SHORT TASK: Copy out each line of the material in which the word "NOTE" appears.

Extracted data entries:
------------------------------
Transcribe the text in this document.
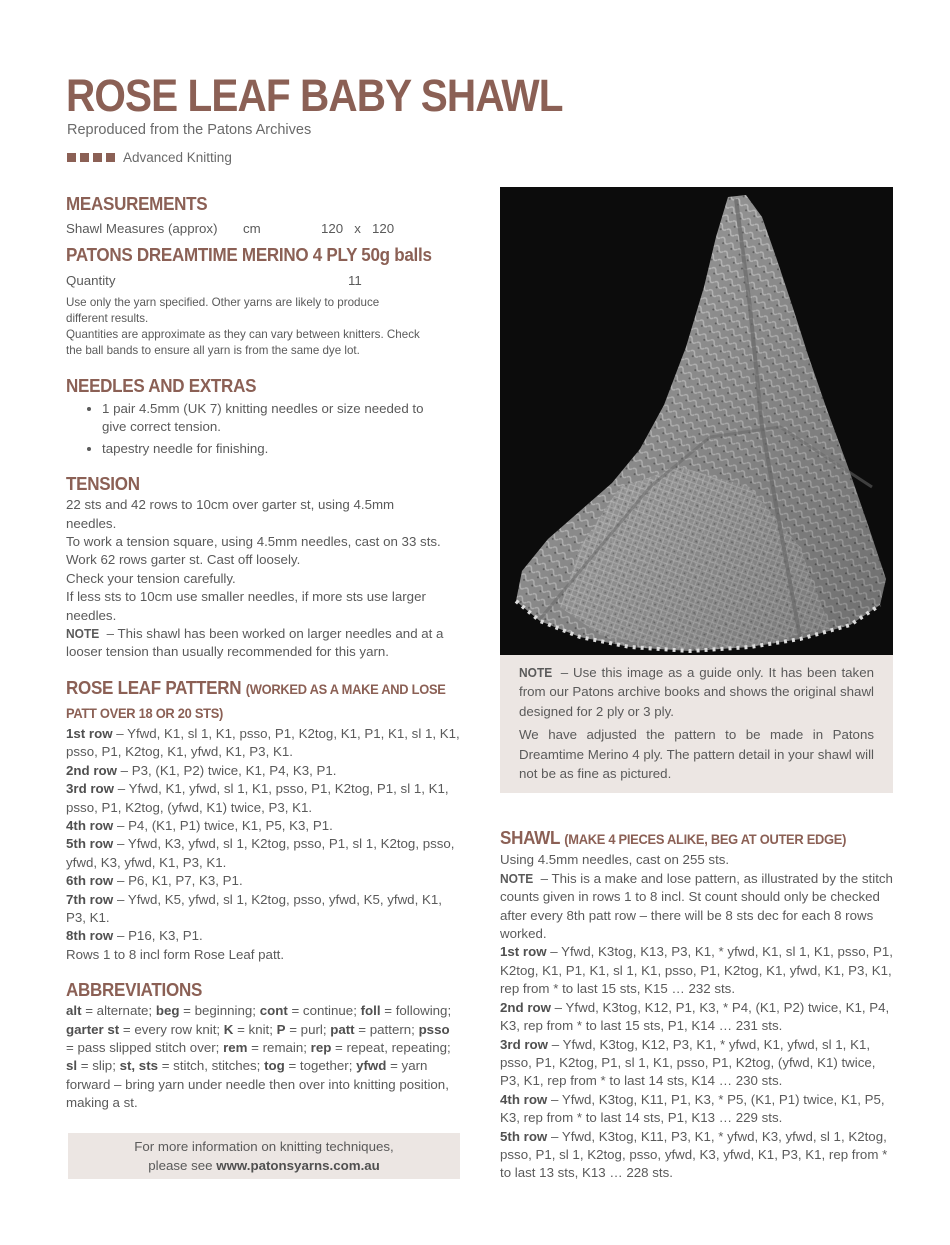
ROSE LEAF BABY SHAWL

Reproduced from the Patons Archives

Advanced Knitting
MEASUREMENTS
Shawl Measures (approx)	cm	120   x   120
PATONS DREAMTIME MERINO 4 PLY 50g balls
Quantity	11
Use only the yarn specified. Other yarns are likely to produce different results.
Quantities are approximate as they can vary between knitters. Check the ball bands to ensure all yarn is from the same dye lot.
NEEDLES AND EXTRAS
• 1 pair 4.5mm (UK 7) knitting needles or size needed to give correct tension.
• tapestry needle for finishing.
TENSION
22 sts and 42 rows to 10cm over garter st, using 4.5mm needles.
To work a tension square, using 4.5mm needles, cast on 33 sts.
Work 62 rows garter st. Cast off loosely.
Check your tension carefully.
If less sts to 10cm use smaller needles, if more sts use larger needles.
NOTE – This shawl has been worked on larger needles and at a looser tension than usually recommended for this yarn.
ROSE LEAF PATTERN (WORKED AS A MAKE AND LOSE
PATT OVER 18 OR 20 STS)
1st row – Yfwd, K1, sl 1, K1, psso, P1, K2tog, K1, P1, K1, sl 1, K1, psso, P1, K2tog, K1, yfwd, K1, P3, K1.
2nd row – P3, (K1, P2) twice, K1, P4, K3, P1.
3rd row – Yfwd, K1, yfwd, sl 1, K1, psso, P1, K2tog, P1, sl 1, K1, psso, P1, K2tog, (yfwd, K1) twice, P3, K1.
4th row – P4, (K1, P1) twice, K1, P5, K3, P1.
5th row – Yfwd, K3, yfwd, sl 1, K2tog, psso, P1, sl 1, K2tog, psso, yfwd, K3, yfwd, K1, P3, K1.
6th row – P6, K1, P7, K3, P1.
7th row – Yfwd, K5, yfwd, sl 1, K2tog, psso, yfwd, K5, yfwd, K1, P3, K1.
8th row – P16, K3, P1.
Rows 1 to 8 incl form Rose Leaf patt.
ABBREVIATIONS
alt = alternate; beg = beginning; cont = continue; foll = following; garter st = every row knit; K = knit; P = purl; patt = pattern; psso = pass slipped stitch over; rem = remain; rep = repeat, repeating; sl = slip; st, sts = stitch, stitches; tog = together; yfwd = yarn forward – bring yarn under needle then over into knitting position, making a st.
For more information on knitting techniques,
please see www.patonsyarns.com.au
NOTE – Use this image as a guide only. It has been taken from our Patons archive books and shows the original shawl designed for 2 ply or 3 ply.
We have adjusted the pattern to be made in Patons Dreamtime Merino 4 ply. The pattern detail in your shawl will not be as fine as pictured.
SHAWL (MAKE 4 PIECES ALIKE, BEG AT OUTER EDGE)
Using 4.5mm needles, cast on 255 sts.
NOTE – This is a make and lose pattern, as illustrated by the stitch counts given in rows 1 to 8 incl. St count should only be checked after every 8th patt row – there will be 8 sts dec for each 8 rows worked.
1st row – Yfwd, K3tog, K13, P3, K1, * yfwd, K1, sl 1, K1, psso, P1, K2tog, K1, P1, K1, sl 1, K1, psso, P1, K2tog, K1, yfwd, K1, P3, K1, rep from * to last 15 sts, K15 … 232 sts.
2nd row – Yfwd, K3tog, K12, P1, K3, * P4, (K1, P2) twice, K1, P4, K3, rep from * to last 15 sts, P1, K14 … 231 sts.
3rd row – Yfwd, K3tog, K12, P3, K1, * yfwd, K1, yfwd, sl 1, K1, psso, P1, K2tog, P1, sl 1, K1, psso, P1, K2tog, (yfwd, K1) twice, P3, K1, rep from * to last 14 sts, K14 … 230 sts.
4th row – Yfwd, K3tog, K11, P1, K3, * P5, (K1, P1) twice, K1, P5, K3, rep from * to last 14 sts, P1, K13 … 229 sts.
5th row – Yfwd, K3tog, K11, P3, K1, * yfwd, K3, yfwd, sl 1, K2tog, psso, P1, sl 1, K2tog, psso, yfwd, K3, yfwd, K1, P3, K1, rep from * to last 13 sts, K13 … 228 sts.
------------------------------
FULL RESPONSE:
NOTE – This shawl has been worked on larger needles and at a looser tension than usually recommended for this yarn.
NOTE – Use this image as a guide only. It has been taken from our Patons archive books and shows the original shawl designed for 2 ply or 3 ply.
NOTE – This is a make and lose pattern, as illustrated by the stitch counts given in rows 1 to 8 incl. St count should only be checked after every 8th patt row – there will be 8 sts dec for each 8 rows worked.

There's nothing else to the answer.